— Begin RECORD LIST —

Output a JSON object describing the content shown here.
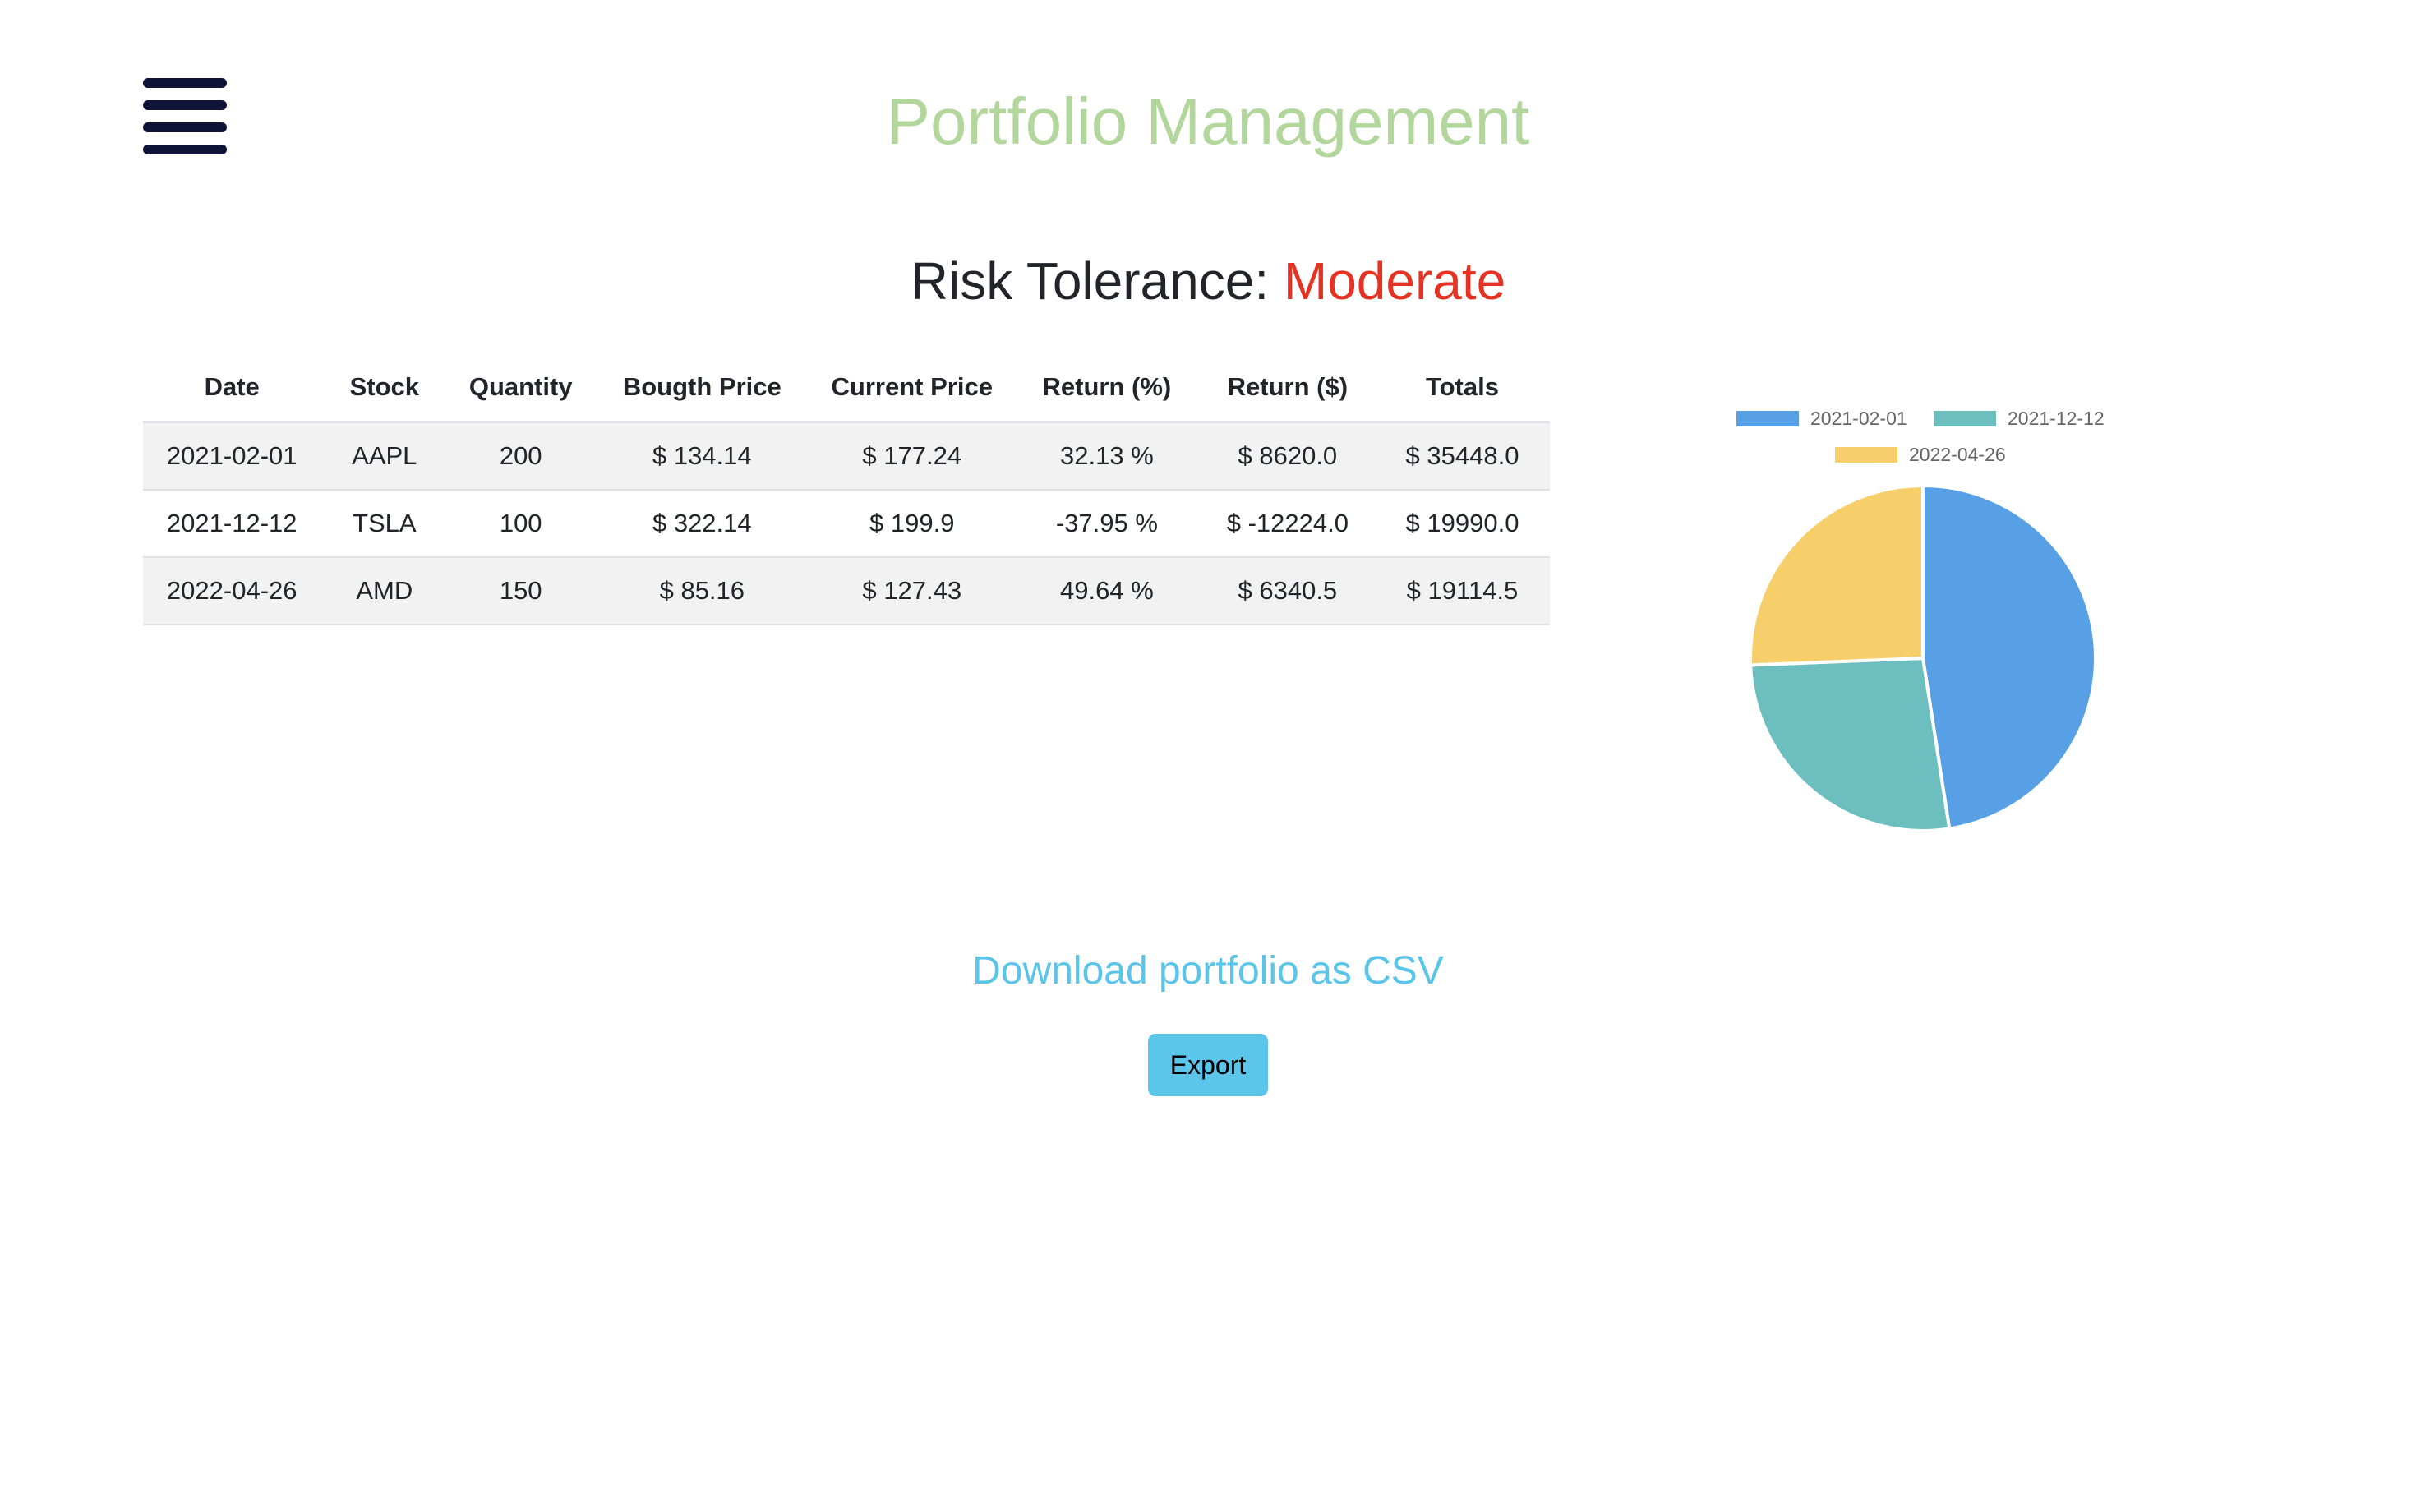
{
  "header": {
    "title": "Portfolio Management",
    "menu_icon": "hamburger-menu-icon",
    "title_color": "#b2d69b"
  },
  "risk": {
    "label": "Risk Tolerance:",
    "value": "Moderate",
    "value_color": "#e53222"
  },
  "table": {
    "columns": [
      "Date",
      "Stock",
      "Quantity",
      "Bougth Price",
      "Current Price",
      "Return (%)",
      "Return ($)",
      "Totals"
    ],
    "rows": [
      [
        "2021-02-01",
        "AAPL",
        "200",
        "$ 134.14",
        "$ 177.24",
        "32.13 %",
        "$ 8620.0",
        "$ 35448.0"
      ],
      [
        "2021-12-12",
        "TSLA",
        "100",
        "$ 322.14",
        "$ 199.9",
        "-37.95 %",
        "$ -12224.0",
        "$ 19990.0"
      ],
      [
        "2022-04-26",
        "AMD",
        "150",
        "$ 85.16",
        "$ 127.43",
        "49.64 %",
        "$ 6340.5",
        "$ 19114.5"
      ]
    ]
  },
  "chart_data": {
    "type": "pie",
    "labels": [
      "2021-02-01",
      "2021-12-12",
      "2022-04-26"
    ],
    "values": [
      35448.0,
      19990.0,
      19114.5
    ],
    "colors": [
      "#57a0e5",
      "#6dbebf",
      "#f6cf6b"
    ],
    "legend_position": "top"
  },
  "download": {
    "heading": "Download portfolio as CSV",
    "button_label": "Export",
    "heading_color": "#5bc4e9",
    "button_color": "#5bc5ea"
  }
}
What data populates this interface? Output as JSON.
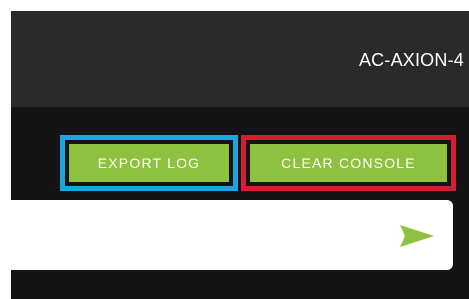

— End RECORD LIST —

* WHAT IS BEING ASKED *
Return the material word for word. Pictures are not part of the copy.

* RESPONSE FOR THIS EXERCISE *
Output a JSON object describing the content shown here.
{
  "header": {
    "title": "Portfolio Management",
    "menu_icon": "hamburger-menu-icon",
    "title_color": "#b2d69b"
  },
  "risk": {
    "label": "Risk Tolerance:",
    "value": "Moderate",
    "value_color": "#e53222"
  },
  "table": {
    "columns": [
      "Date",
      "Stock",
      "Quantity",
      "Bougth Price",
      "Current Price",
      "Return (%)",
      "Return ($)",
      "Totals"
    ],
    "rows": [
      [
        "2021-02-01",
        "AAPL",
        "200",
        "$ 134.14",
        "$ 177.24",
        "32.13 %",
        "$ 8620.0",
        "$ 35448.0"
      ],
      [
        "2021-12-12",
        "TSLA",
        "100",
        "$ 322.14",
        "$ 199.9",
        "-37.95 %",
        "$ -12224.0",
        "$ 19990.0"
      ],
      [
        "2022-04-26",
        "AMD",
        "150",
        "$ 85.16",
        "$ 127.43",
        "49.64 %",
        "$ 6340.5",
        "$ 19114.5"
      ]
    ]
  },
  "chart_data": {
    "type": "pie",
    "labels": [
      "2021-02-01",
      "2021-12-12",
      "2022-04-26"
    ],
    "values": [
      35448.0,
      19990.0,
      19114.5
    ],
    "colors": [
      "#57a0e5",
      "#6dbebf",
      "#f6cf6b"
    ],
    "legend_position": "top"
  },
  "download": {
    "heading": "Download portfolio as CSV",
    "button_label": "Export",
    "heading_color": "#5bc4e9",
    "button_color": "#5bc5ea"
  }
}
What data populates this interface? Output as JSON.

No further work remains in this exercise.